* Work to be completed *
Go through the material and write it all out exactly, minus the pictures.
-- BEGIN Information given --
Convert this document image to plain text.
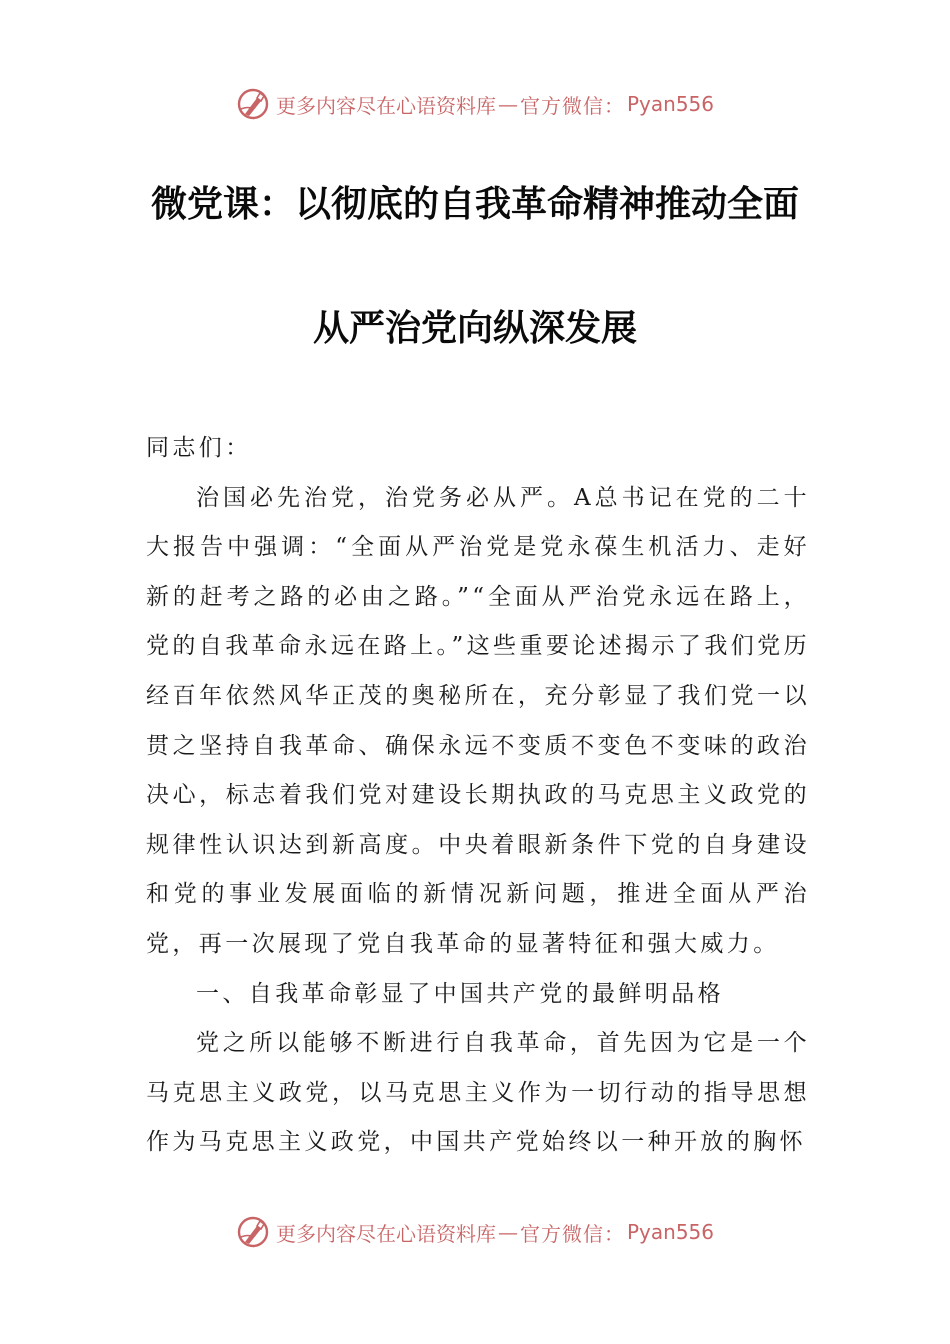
更多内容尽在心语资料库 — 官方微信： Pyan556
微党课：以彻底的自我革命精神推动全面
从严治党向纵深发展

同志们：

治国必先治党，治党务必从严。A总书记在党的二十大报告中强调：“全面从严治党是党永葆生机活力、走好新的赶考之路的必由之路。”“全面从严治党永远在路上，党的自我革命永远在路上。”这些重要论述揭示了我们党历经百年依然风华正茂的奥秘所在，充分彰显了我们党一以贯之坚持自我革命、确保永远不变质不变色不变味的政治决心，标志着我们党对建设长期执政的马克思主义政党的规律性认识达到新高度。中央着眼新条件下党的自身建设和党的事业发展面临的新情况新问题，推进全面从严治党，再一次展现了党自我革命的显著特征和强大威力。

一、自我革命彰显了中国共产党的最鲜明品格

党之所以能够不断进行自我革命，首先因为它是一个马克思主义政党，以马克思主义作为一切行动的指导思想作为马克思主义政党，中国共产党始终以一种开放的胸怀

更多内容尽在心语资料库 — 官方微信： Pyan556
-- END Information given --
* Right answer *
Convert this document image to plain text.
更多内容尽在心语资料库 — 官方微信： Pyan556
微党课：以彻底的自我革命精神推动全面
从严治党向纵深发展

同志们：

治国必先治党，治党务必从严。A总书记在党的二十大报告中强调：“全面从严治党是党永葆生机活力、走好新的赶考之路的必由之路。”“全面从严治党永远在路上，党的自我革命永远在路上。”这些重要论述揭示了我们党历经百年依然风华正茂的奥秘所在，充分彰显了我们党一以贯之坚持自我革命、确保永远不变质不变色不变味的政治决心，标志着我们党对建设长期执政的马克思主义政党的规律性认识达到新高度。中央着眼新条件下党的自身建设和党的事业发展面临的新情况新问题，推进全面从严治党，再一次展现了党自我革命的显著特征和强大威力。

一、自我革命彰显了中国共产党的最鲜明品格

党之所以能够不断进行自我革命，首先因为它是一个马克思主义政党，以马克思主义作为一切行动的指导思想作为马克思主义政党，中国共产党始终以一种开放的胸怀

更多内容尽在心语资料库 — 官方微信： Pyan556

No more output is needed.